Goal - How many lines in the listing below include the word "name"? Reply with the count alone.

Data listing -
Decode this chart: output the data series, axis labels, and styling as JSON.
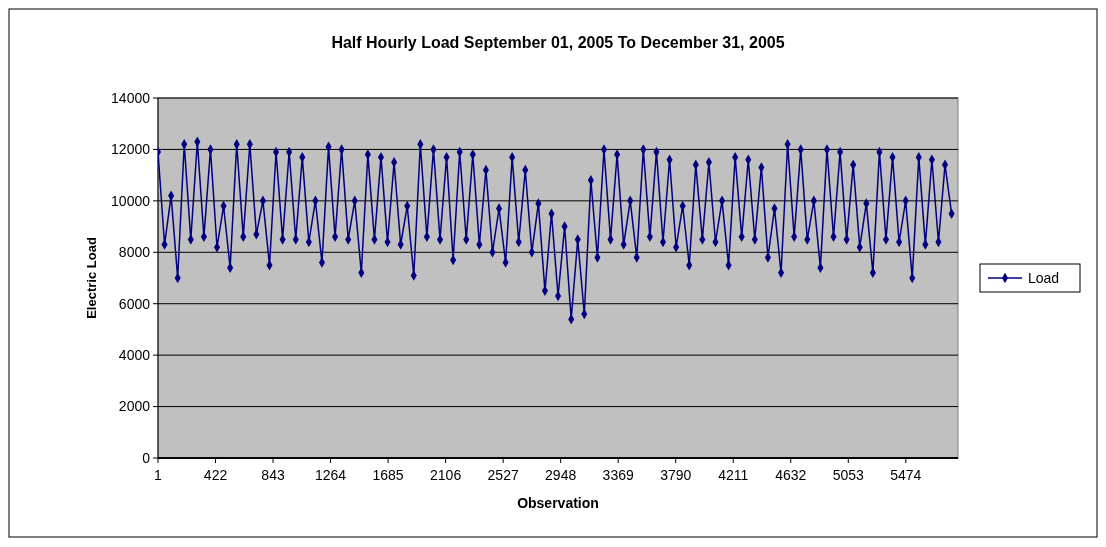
{
  "chart_data": {
    "type": "line",
    "title": "Half Hourly Load September 01, 2005 To December 31, 2005",
    "xlabel": "Observation",
    "ylabel": "Electric Load",
    "x": [
      1,
      49,
      97,
      145,
      193,
      241,
      289,
      337,
      385,
      433,
      481,
      529,
      577,
      625,
      673,
      721,
      769,
      817,
      865,
      913,
      961,
      1009,
      1057,
      1105,
      1153,
      1201,
      1249,
      1297,
      1345,
      1393,
      1441,
      1489,
      1537,
      1585,
      1633,
      1681,
      1729,
      1777,
      1825,
      1873,
      1921,
      1969,
      2017,
      2065,
      2113,
      2161,
      2209,
      2257,
      2305,
      2353,
      2401,
      2449,
      2497,
      2545,
      2593,
      2641,
      2689,
      2737,
      2785,
      2833,
      2881,
      2929,
      2977,
      3025,
      3073,
      3121,
      3169,
      3217,
      3265,
      3313,
      3361,
      3409,
      3457,
      3505,
      3553,
      3601,
      3649,
      3697,
      3745,
      3793,
      3841,
      3889,
      3937,
      3985,
      4033,
      4081,
      4129,
      4177,
      4225,
      4273,
      4321,
      4369,
      4417,
      4465,
      4513,
      4561,
      4609,
      4657,
      4705,
      4753,
      4801,
      4849,
      4897,
      4945,
      4993,
      5041,
      5089,
      5137,
      5185,
      5233,
      5281,
      5329,
      5377,
      5425,
      5473,
      5521,
      5569,
      5617,
      5665,
      5713,
      5761,
      5809
    ],
    "series": [
      {
        "name": "Load",
        "color": "#000080",
        "values": [
          11900,
          8300,
          10200,
          7000,
          12200,
          8500,
          12300,
          8600,
          12000,
          8200,
          9800,
          7400,
          12200,
          8600,
          12200,
          8700,
          10000,
          7500,
          11900,
          8500,
          11900,
          8500,
          11700,
          8400,
          10000,
          7600,
          12100,
          8600,
          12000,
          8500,
          10000,
          7200,
          11800,
          8500,
          11700,
          8400,
          11500,
          8300,
          9800,
          7100,
          12200,
          8600,
          12000,
          8500,
          11700,
          7700,
          11900,
          8500,
          11800,
          8300,
          11200,
          8000,
          9700,
          7600,
          11700,
          8400,
          11200,
          8000,
          9900,
          6500,
          9500,
          6300,
          9000,
          5400,
          8500,
          5600,
          10800,
          7800,
          12000,
          8500,
          11800,
          8300,
          10000,
          7800,
          12000,
          8600,
          11900,
          8400,
          11600,
          8200,
          9800,
          7500,
          11400,
          8500,
          11500,
          8400,
          10000,
          7500,
          11700,
          8600,
          11600,
          8500,
          11300,
          7800,
          9700,
          7200,
          12200,
          8600,
          12000,
          8500,
          10000,
          7400,
          12000,
          8600,
          11900,
          8500,
          11400,
          8200,
          9900,
          7200,
          11900,
          8500,
          11700,
          8400,
          10000,
          7000,
          11700,
          8300,
          11600,
          8400,
          11400,
          9500
        ]
      }
    ],
    "xlim": [
      1,
      5856
    ],
    "xticks": [
      1,
      422,
      843,
      1264,
      1685,
      2106,
      2527,
      2948,
      3369,
      3790,
      4211,
      4632,
      5053,
      5474
    ],
    "ylim": [
      0,
      14000
    ],
    "yticks": [
      0,
      2000,
      4000,
      6000,
      8000,
      10000,
      12000,
      14000
    ],
    "grid": "y",
    "legend": "right",
    "marker": "diamond",
    "line_style": "solid"
  }
}
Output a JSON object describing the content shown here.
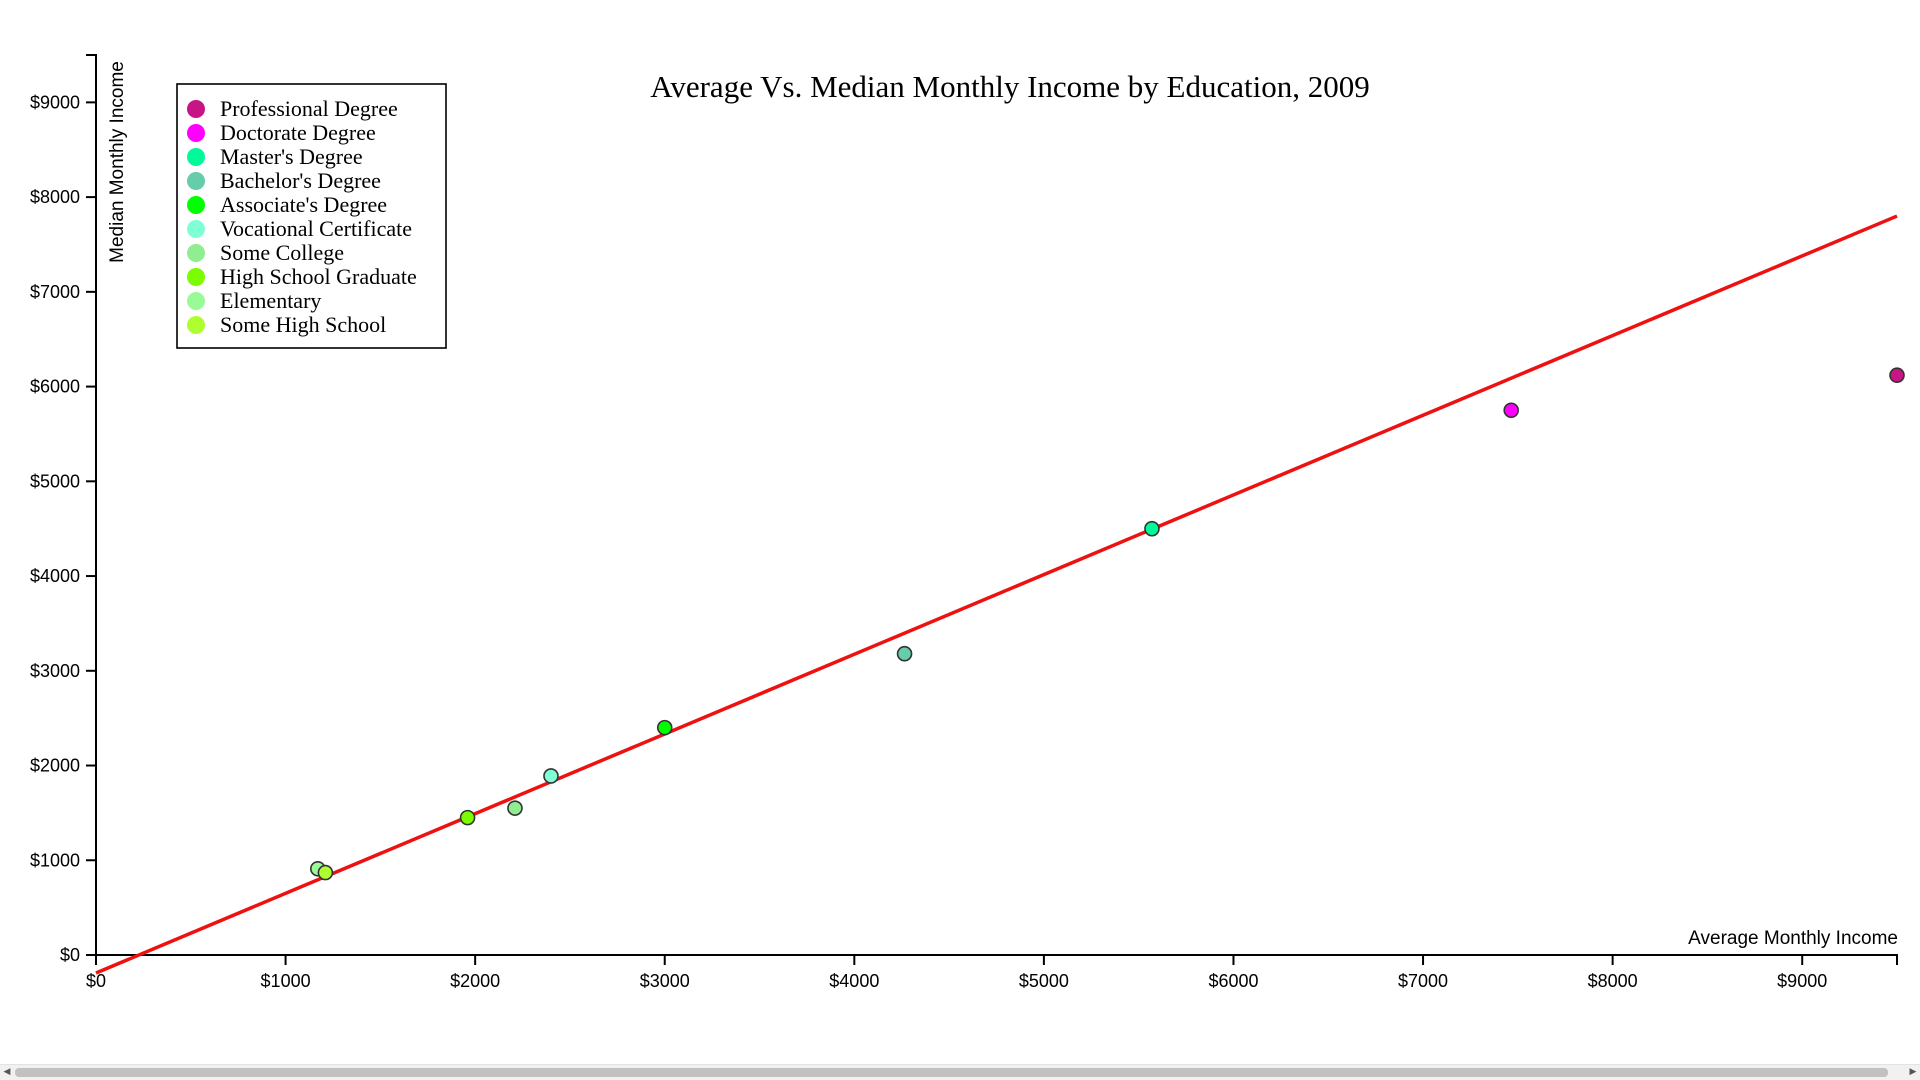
{
  "chart_data": {
    "type": "scatter",
    "title": "Average Vs. Median Monthly Income by Education, 2009",
    "xlabel": "Average Monthly Income",
    "ylabel": "Median Monthly Income",
    "xlim": [
      0,
      9500
    ],
    "ylim": [
      0,
      9500
    ],
    "x_ticks": [
      0,
      1000,
      2000,
      3000,
      4000,
      5000,
      6000,
      7000,
      8000,
      9000
    ],
    "x_tick_labels": [
      "$0",
      "$1000",
      "$2000",
      "$3000",
      "$4000",
      "$5000",
      "$6000",
      "$7000",
      "$8000",
      "$9000"
    ],
    "y_ticks": [
      0,
      1000,
      2000,
      3000,
      4000,
      5000,
      6000,
      7000,
      8000,
      9000
    ],
    "y_tick_labels": [
      "$0",
      "$1000",
      "$2000",
      "$3000",
      "$4000",
      "$5000",
      "$6000",
      "$7000",
      "$8000",
      "$9000"
    ],
    "grid": false,
    "legend_position": "top-left",
    "series": [
      {
        "name": "Professional Degree",
        "color": "#c71585",
        "x": 9500,
        "y": 6120
      },
      {
        "name": "Doctorate Degree",
        "color": "#ff00ff",
        "x": 7465,
        "y": 5750
      },
      {
        "name": "Master's Degree",
        "color": "#00fa9a",
        "x": 5570,
        "y": 4500
      },
      {
        "name": "Bachelor's Degree",
        "color": "#66cdaa",
        "x": 4265,
        "y": 3180
      },
      {
        "name": "Associate's Degree",
        "color": "#00ff00",
        "x": 3000,
        "y": 2400
      },
      {
        "name": "Vocational Certificate",
        "color": "#7fffd4",
        "x": 2400,
        "y": 1890
      },
      {
        "name": "Some College",
        "color": "#90ee90",
        "x": 2210,
        "y": 1550
      },
      {
        "name": "High School Graduate",
        "color": "#7cfc00",
        "x": 1960,
        "y": 1450
      },
      {
        "name": "Elementary",
        "color": "#98fb98",
        "x": 1170,
        "y": 910
      },
      {
        "name": "Some High School",
        "color": "#adff2f",
        "x": 1210,
        "y": 870
      }
    ],
    "trend_line": {
      "color": "#ee1111",
      "points": [
        [
          0,
          -190
        ],
        [
          9500,
          7800
        ]
      ]
    }
  }
}
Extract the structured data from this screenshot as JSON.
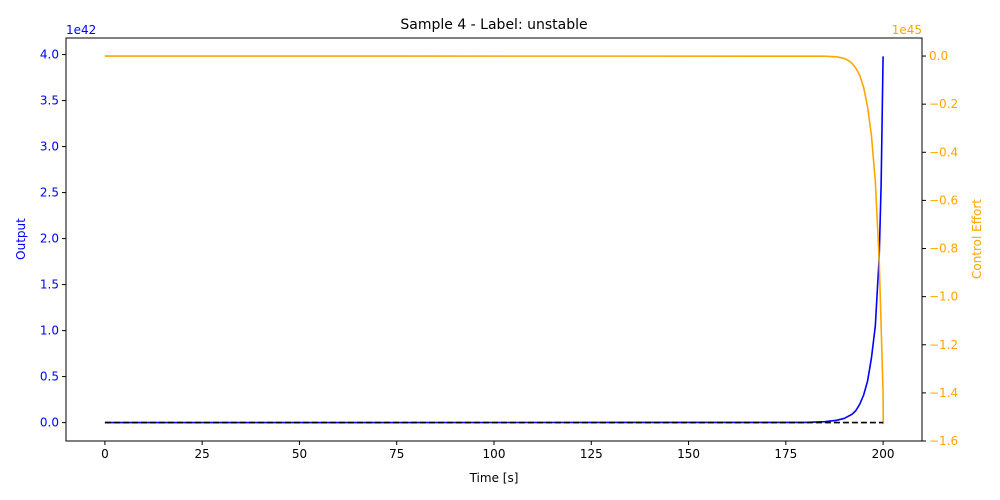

Solution - 11